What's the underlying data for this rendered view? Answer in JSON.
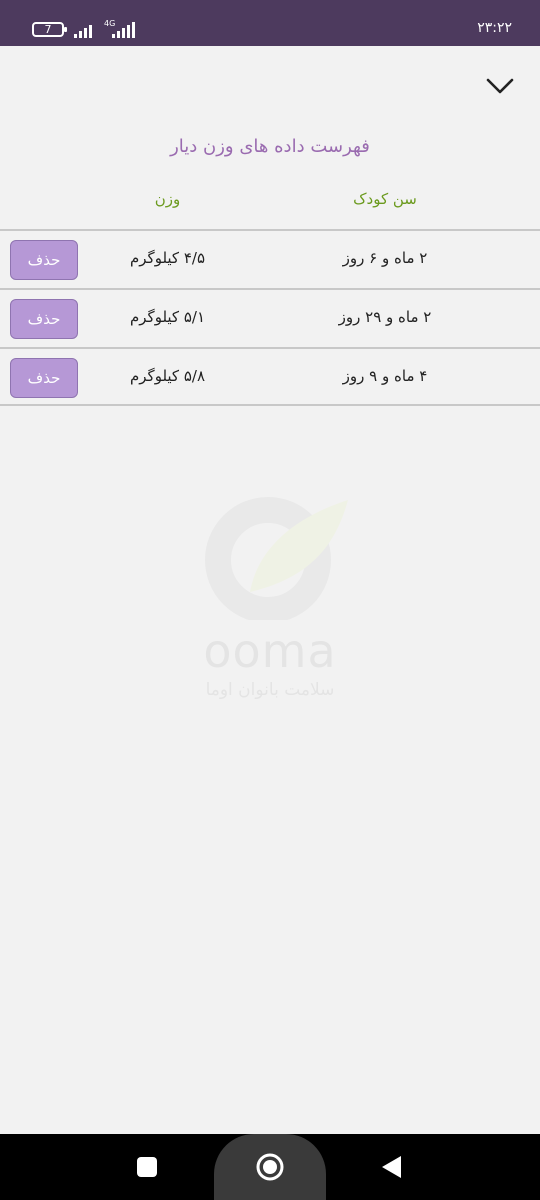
{
  "status_bar": {
    "battery_level": "7",
    "network_type": "4G",
    "time": "۲۳:۲۲"
  },
  "header": {
    "collapse_icon": "chevron-down-icon",
    "title": "فهرست داده های وزن دیار"
  },
  "table": {
    "columns": {
      "age": "سن کودک",
      "weight": "وزن"
    },
    "rows": [
      {
        "age": "۲ ماه و ۶ روز",
        "weight": "۴/۵ کیلوگرم",
        "delete_label": "حذف"
      },
      {
        "age": "۲ ماه و ۲۹ روز",
        "weight": "۵/۱ کیلوگرم",
        "delete_label": "حذف"
      },
      {
        "age": "۴ ماه و ۹ روز",
        "weight": "۵/۸ کیلوگرم",
        "delete_label": "حذف"
      }
    ]
  },
  "watermark": {
    "brand": "ooma",
    "tagline": "سلامت بانوان اوما"
  },
  "nav_bar": {
    "recents_icon": "square-icon",
    "home_icon": "circle-home-icon",
    "back_icon": "triangle-back-icon"
  },
  "colors": {
    "status_bar": "#4d3a5e",
    "title": "#9a6bb0",
    "column_header": "#6b9a1e",
    "delete_button": "#b698d6"
  }
}
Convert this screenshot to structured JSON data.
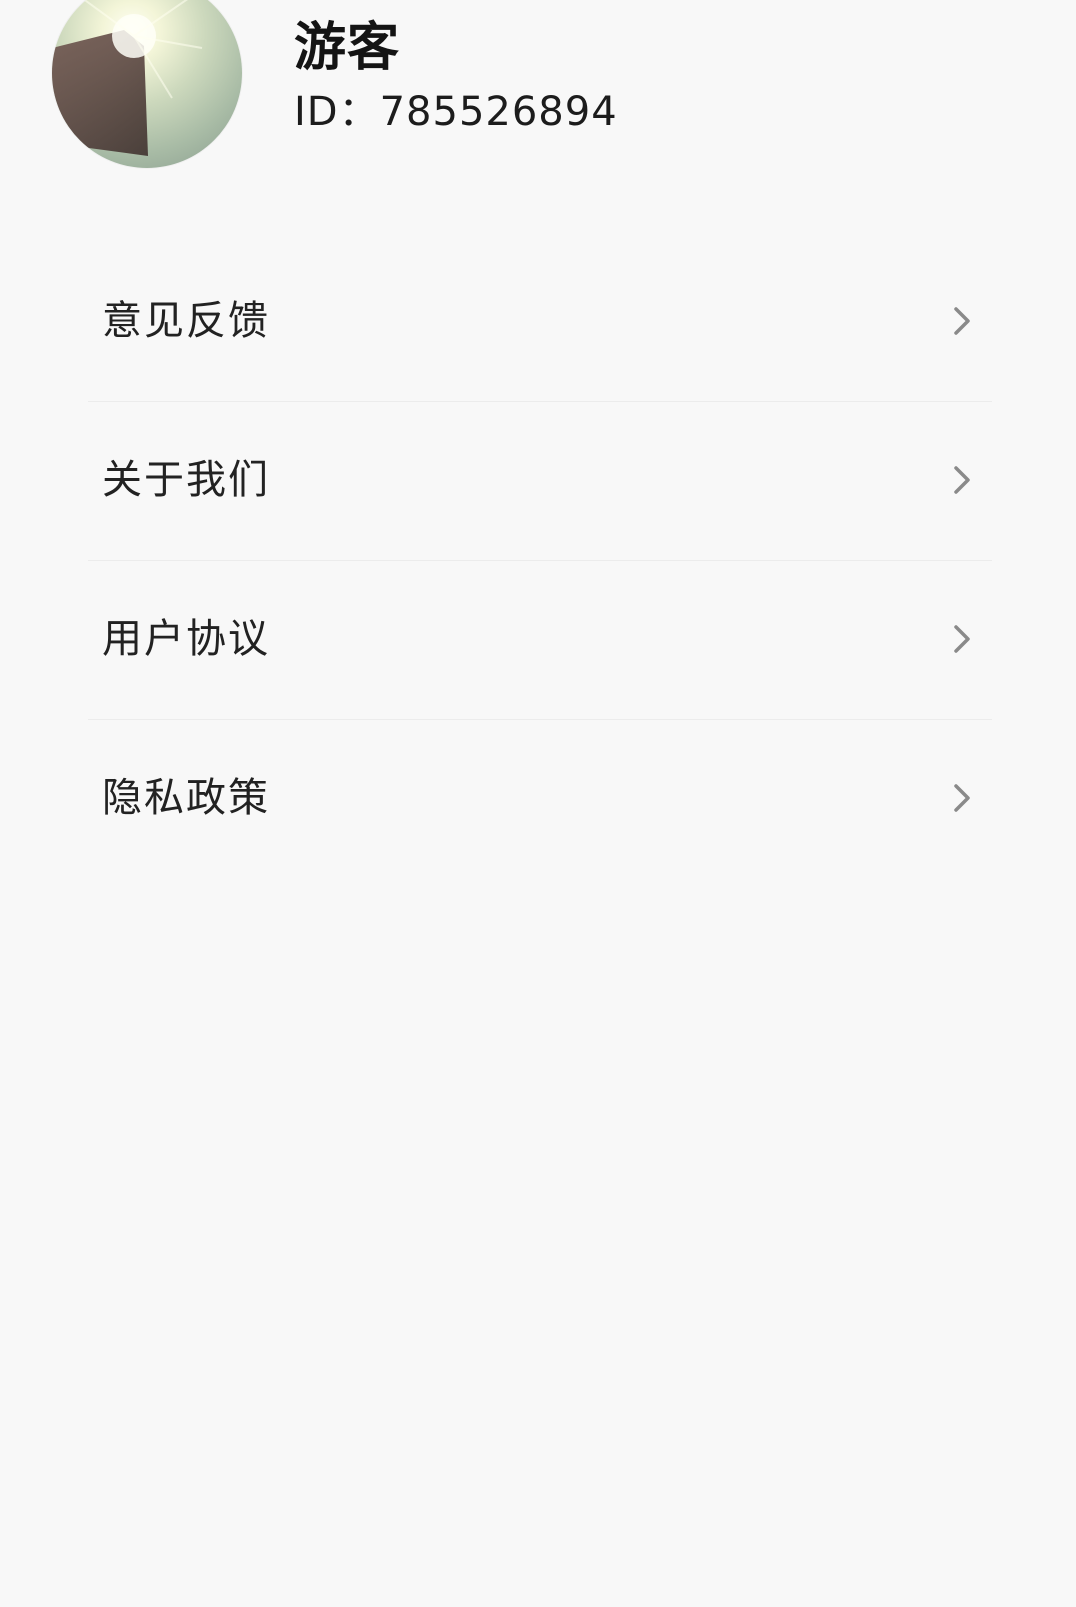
{
  "profile": {
    "name": "游客",
    "id_text": "ID：785526894",
    "avatar_icon": "profile-photo"
  },
  "menu": {
    "items": [
      {
        "label": "意见反馈",
        "icon": "chevron-right-icon"
      },
      {
        "label": "关于我们",
        "icon": "chevron-right-icon"
      },
      {
        "label": "用户协议",
        "icon": "chevron-right-icon"
      },
      {
        "label": "隐私政策",
        "icon": "chevron-right-icon"
      }
    ]
  },
  "colors": {
    "background": "#f8f8f8",
    "text_primary": "#141414",
    "text_menu": "#222222",
    "divider": "#ececec",
    "chevron": "#8a8a8a"
  }
}
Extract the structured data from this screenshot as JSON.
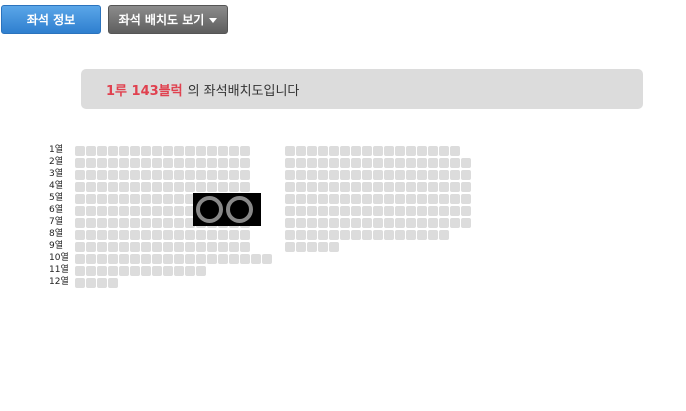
{
  "buttons": {
    "seat_info": "좌석 정보",
    "seat_map": "좌석 배치도 보기"
  },
  "banner": {
    "highlight": "1루 143블럭",
    "text": "의 좌석배치도입니다"
  },
  "rows": [
    "1열",
    "2열",
    "3열",
    "4열",
    "5열",
    "6열",
    "7열",
    "8열",
    "9열",
    "10열",
    "11열",
    "12열"
  ]
}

----

Instructions for the task: Using the records above, retype everything exactly except the pictures.

Written reply:
What's the underlying data for this rendered view? Answer in JSON.
{
  "status_bar": {
    "battery_level": "7",
    "network_type": "4G",
    "time": "۲۳:۲۲"
  },
  "header": {
    "collapse_icon": "chevron-down-icon",
    "title": "فهرست داده های وزن دیار"
  },
  "table": {
    "columns": {
      "age": "سن کودک",
      "weight": "وزن"
    },
    "rows": [
      {
        "age": "۲ ماه و ۶ روز",
        "weight": "۴/۵ کیلوگرم",
        "delete_label": "حذف"
      },
      {
        "age": "۲ ماه و ۲۹ روز",
        "weight": "۵/۱ کیلوگرم",
        "delete_label": "حذف"
      },
      {
        "age": "۴ ماه و ۹ روز",
        "weight": "۵/۸ کیلوگرم",
        "delete_label": "حذف"
      }
    ]
  },
  "watermark": {
    "brand": "ooma",
    "tagline": "سلامت بانوان اوما"
  },
  "nav_bar": {
    "recents_icon": "square-icon",
    "home_icon": "circle-home-icon",
    "back_icon": "triangle-back-icon"
  },
  "colors": {
    "status_bar": "#4d3a5e",
    "title": "#9a6bb0",
    "column_header": "#6b9a1e",
    "delete_button": "#b698d6"
  }
}
Convert this screenshot to structured JSON data.
{
  "profile": {
    "name": "游客",
    "id_text": "ID：785526894",
    "avatar_icon": "profile-photo"
  },
  "menu": {
    "items": [
      {
        "label": "意见反馈",
        "icon": "chevron-right-icon"
      },
      {
        "label": "关于我们",
        "icon": "chevron-right-icon"
      },
      {
        "label": "用户协议",
        "icon": "chevron-right-icon"
      },
      {
        "label": "隐私政策",
        "icon": "chevron-right-icon"
      }
    ]
  },
  "colors": {
    "background": "#f8f8f8",
    "text_primary": "#141414",
    "text_menu": "#222222",
    "divider": "#ececec",
    "chevron": "#8a8a8a"
  }
}
Extract the structured data from this screenshot as JSON.
{
  "buttons": {
    "seat_info": "좌석 정보",
    "seat_map": "좌석 배치도 보기"
  },
  "banner": {
    "highlight": "1루 143블럭",
    "text": "의 좌석배치도입니다"
  },
  "rows": [
    "1열",
    "2열",
    "3열",
    "4열",
    "5열",
    "6열",
    "7열",
    "8열",
    "9열",
    "10열",
    "11열",
    "12열"
  ]
}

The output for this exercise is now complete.